Stored records
+++++

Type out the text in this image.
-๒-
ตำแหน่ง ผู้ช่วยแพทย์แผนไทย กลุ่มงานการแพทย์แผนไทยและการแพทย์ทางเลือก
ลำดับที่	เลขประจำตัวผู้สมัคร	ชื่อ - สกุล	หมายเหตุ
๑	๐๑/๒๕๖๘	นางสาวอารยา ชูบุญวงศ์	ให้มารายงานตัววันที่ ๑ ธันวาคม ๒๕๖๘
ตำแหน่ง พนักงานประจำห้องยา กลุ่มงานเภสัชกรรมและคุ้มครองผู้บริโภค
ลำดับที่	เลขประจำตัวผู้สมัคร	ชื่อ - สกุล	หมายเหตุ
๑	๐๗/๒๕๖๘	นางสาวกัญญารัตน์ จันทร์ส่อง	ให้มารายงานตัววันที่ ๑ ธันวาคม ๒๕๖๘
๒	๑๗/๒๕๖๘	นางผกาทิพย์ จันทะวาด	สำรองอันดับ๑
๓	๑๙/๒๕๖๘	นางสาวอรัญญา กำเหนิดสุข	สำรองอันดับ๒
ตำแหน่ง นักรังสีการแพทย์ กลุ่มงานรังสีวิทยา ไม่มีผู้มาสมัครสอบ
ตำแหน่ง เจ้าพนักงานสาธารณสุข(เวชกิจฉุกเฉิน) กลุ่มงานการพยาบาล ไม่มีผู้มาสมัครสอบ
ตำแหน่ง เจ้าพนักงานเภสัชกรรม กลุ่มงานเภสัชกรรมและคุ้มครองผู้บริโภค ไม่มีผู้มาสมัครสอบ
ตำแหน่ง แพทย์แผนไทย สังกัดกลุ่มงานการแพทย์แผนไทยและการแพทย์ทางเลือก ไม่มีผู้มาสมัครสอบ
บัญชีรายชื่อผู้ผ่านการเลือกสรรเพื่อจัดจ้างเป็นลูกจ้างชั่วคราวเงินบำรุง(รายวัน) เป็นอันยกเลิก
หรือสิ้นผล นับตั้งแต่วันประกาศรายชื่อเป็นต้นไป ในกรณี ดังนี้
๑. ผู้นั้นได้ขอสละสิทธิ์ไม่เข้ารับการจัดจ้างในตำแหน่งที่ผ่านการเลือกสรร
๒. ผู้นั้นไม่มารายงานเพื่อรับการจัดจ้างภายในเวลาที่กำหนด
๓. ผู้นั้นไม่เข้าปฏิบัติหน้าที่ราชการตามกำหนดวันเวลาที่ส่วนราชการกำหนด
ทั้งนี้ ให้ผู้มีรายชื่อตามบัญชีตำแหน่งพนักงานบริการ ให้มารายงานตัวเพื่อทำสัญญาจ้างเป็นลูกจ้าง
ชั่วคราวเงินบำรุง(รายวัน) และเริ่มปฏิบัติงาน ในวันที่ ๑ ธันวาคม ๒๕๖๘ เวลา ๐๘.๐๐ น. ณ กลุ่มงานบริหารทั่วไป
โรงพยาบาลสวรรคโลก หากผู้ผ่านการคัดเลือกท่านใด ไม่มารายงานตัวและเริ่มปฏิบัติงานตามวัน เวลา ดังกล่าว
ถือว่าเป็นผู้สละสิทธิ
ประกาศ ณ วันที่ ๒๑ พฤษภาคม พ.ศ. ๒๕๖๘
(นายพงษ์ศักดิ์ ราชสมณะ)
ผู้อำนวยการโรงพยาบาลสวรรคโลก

+++++

EXERCISE DESCRIPTION: Repeat the material word for word, in full.

FINAL RESULT:
Type out the text in this image.
-๒-
ตำแหน่ง ผู้ช่วยแพทย์แผนไทย กลุ่มงานการแพทย์แผนไทยและการแพทย์ทางเลือก
ลำดับที่	เลขประจำตัวผู้สมัคร	ชื่อ - สกุล	หมายเหตุ
๑	๐๑/๒๕๖๘	นางสาวอารยา ชูบุญวงศ์	ให้มารายงานตัววันที่ ๑ ธันวาคม ๒๕๖๘
ตำแหน่ง พนักงานประจำห้องยา กลุ่มงานเภสัชกรรมและคุ้มครองผู้บริโภค
ลำดับที่	เลขประจำตัวผู้สมัคร	ชื่อ - สกุล	หมายเหตุ
๑	๐๗/๒๕๖๘	นางสาวกัญญารัตน์ จันทร์ส่อง	ให้มารายงานตัววันที่ ๑ ธันวาคม ๒๕๖๘
๒	๑๗/๒๕๖๘	นางผกาทิพย์ จันทะวาด	สำรองอันดับ๑
๓	๑๙/๒๕๖๘	นางสาวอรัญญา กำเหนิดสุข	สำรองอันดับ๒
ตำแหน่ง นักรังสีการแพทย์ กลุ่มงานรังสีวิทยา ไม่มีผู้มาสมัครสอบ
ตำแหน่ง เจ้าพนักงานสาธารณสุข(เวชกิจฉุกเฉิน) กลุ่มงานการพยาบาล ไม่มีผู้มาสมัครสอบ
ตำแหน่ง เจ้าพนักงานเภสัชกรรม กลุ่มงานเภสัชกรรมและคุ้มครองผู้บริโภค ไม่มีผู้มาสมัครสอบ
ตำแหน่ง แพทย์แผนไทย สังกัดกลุ่มงานการแพทย์แผนไทยและการแพทย์ทางเลือก ไม่มีผู้มาสมัครสอบ
บัญชีรายชื่อผู้ผ่านการเลือกสรรเพื่อจัดจ้างเป็นลูกจ้างชั่วคราวเงินบำรุง(รายวัน) เป็นอันยกเลิก
หรือสิ้นผล นับตั้งแต่วันประกาศรายชื่อเป็นต้นไป ในกรณี ดังนี้
๑. ผู้นั้นได้ขอสละสิทธิ์ไม่เข้ารับการจัดจ้างในตำแหน่งที่ผ่านการเลือกสรร
๒. ผู้นั้นไม่มารายงานเพื่อรับการจัดจ้างภายในเวลาที่กำหนด
๓. ผู้นั้นไม่เข้าปฏิบัติหน้าที่ราชการตามกำหนดวันเวลาที่ส่วนราชการกำหนด
ทั้งนี้ ให้ผู้มีรายชื่อตามบัญชีตำแหน่งพนักงานบริการ ให้มารายงานตัวเพื่อทำสัญญาจ้างเป็นลูกจ้าง
ชั่วคราวเงินบำรุง(รายวัน) และเริ่มปฏิบัติงาน ในวันที่ ๑ ธันวาคม ๒๕๖๘ เวลา ๐๘.๐๐ น. ณ กลุ่มงานบริหารทั่วไป
โรงพยาบาลสวรรคโลก หากผู้ผ่านการคัดเลือกท่านใด ไม่มารายงานตัวและเริ่มปฏิบัติงานตามวัน เวลา ดังกล่าว
ถือว่าเป็นผู้สละสิทธิ
ประกาศ ณ วันที่ ๒๑ พฤษภาคม พ.ศ. ๒๕๖๘
(นายพงษ์ศักดิ์ ราชสมณะ)
ผู้อำนวยการโรงพยาบาลสวรรคโลก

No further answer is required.